= SELECTED EXCERPT =
-- START --
With The Year of the Ladybird Graham Joyce was an absolute master of tension and an ominous atmosphere. Holiday camps are of course places of fun for all the family. You have the sand castle competitions, the donkey rides, the camp and ridiculous games and shows. Joyce marvellously gives all these things a sense of menace be it with an act of violence at the end of a singers act, be it the little looks certain staff members give each other, or be it an incident with the donkeys that goes from being very funny to something bordering on animal cruelty. Everything that is glitz, glamour and fun has its own rotten underside. Even ladybirds can become small monsters when arriving on mass. Every bit of beauty, glitz, glamour and camp has its rotten underside. Like the heat the tension crackles through it.

What also adds to the tension is our protagonist and his general naivety. David is a young man who is excited and almost overawed by all he sees and those he meets. There is quite a cast of characters at this holiday camp and almost every one of them has a darkness about them be it Tony and his illusions and control, the grumpy Dot running the uniforms who almost enjoys giving you the wrong size, the all too camp and nice to be true Luca or Nobby who lets say lives up to his name. David’s actions are also occasionally unwise, and not always moralistic, even if accidental. Firstly he falls head over heels from the woman that he really shouldn’t. Terri is the wife of the over bearing and brutal Colin, should you talk to him the wrong way, let alone look at his wife, and you might find yourself in more trouble (and possible pain) than you could bargain for. In his keenness to get to know Terri, David sort of befriends Colin accidentally and it is through this friendship that another tension arises as Colin takes him on a day out which ends up in a meeting of the National Front (which I am amazed is still going) and shows him some of the darkest and most unnerving side of society and politics. I was chilled before we had even got to the actual ghost of the tale.

It was the man in the blue suit I’d seen on the day of the sandcastle competition. He was hugging a child – presumably the boy I’d seen. Maybe the blue suit was made of some synthetic material because its threads caught in the sun’s rays and darted light. He had a rope coiled over his shoulder.
But then the sun darkened and I felt dizzy. My breath came short. I heard a groan way off – way out to sea and I felt an uncomfortable panic, triggered by something very old shifting deep inside me. I looked up. The man and the boy had turned to look at me, perhaps because I was acting oddly. But their faces were in the shadow. It made no sense. They were turned full on to the sun, but their faces were grey flat and smooth like beach pebbles, almost in silhouette. Even though their faces were indistinct, they peered back at me with suspicion, as if I had somehow meant to harm them. I felt a wave of revulsion. My teeth chattered.
-- END --
= STATED PROBLEM A =
Sum up the review of The Year of the Ladybird in two sentences.
= STATED PROBLEM B =
Render this sentence from the review into Spanish: "Everything that is glitz, glamour and fun has its own rotten underside."
= STATED PROBLEM C =
Echo the review word for word from "It was the man" up to and including "over his shoulder.".
Base your work on the review alone.

= GIVEN DATA =
-- START --
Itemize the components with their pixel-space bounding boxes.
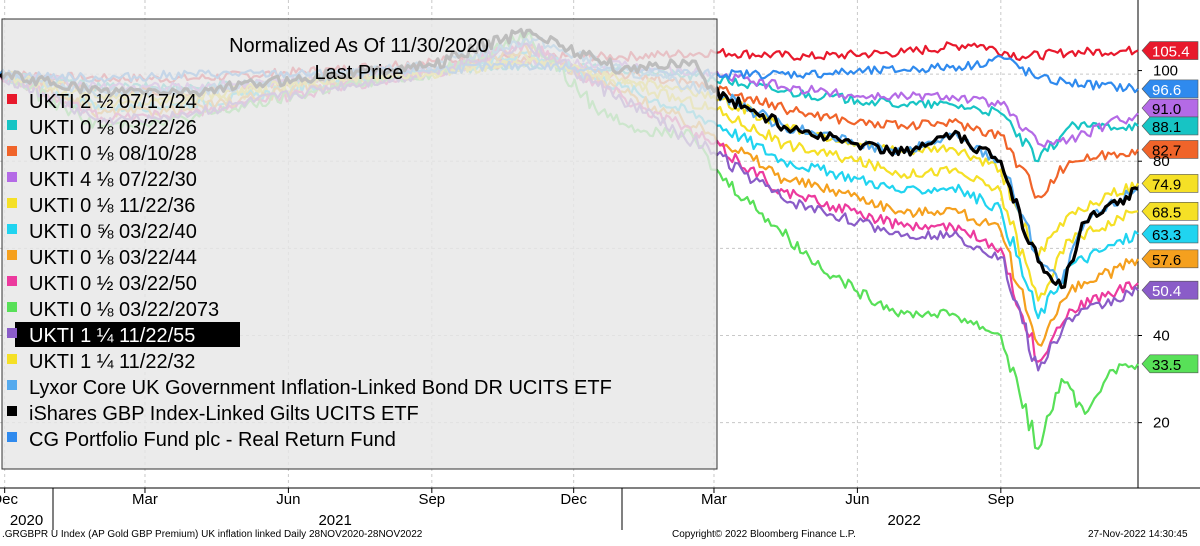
-- END --
= TASK ANSWER A =
The review praises Graham Joyce's The Year of the Ladybird for its tension and ominous atmosphere, showing how the fun of a holiday camp is given a sense of menace. The naive young protagonist, David, adds to the tension, as do the camp's characters, who almost all have a darkness about them, including the brutal Colin, who takes David to a meeting of the National Front.

= TASK ANSWER B =
Todo lo que es brillo, glamour y diversión tiene su propio lado podrido.

= TASK ANSWER C =
It was the man in the blue suit I’d seen on the day of the sandcastle competition. He was hugging a child – presumably the boy I’d seen. Maybe the blue suit was made of some synthetic material because its threads caught in the sun’s rays and darted light. He had a rope coiled over his shoulder.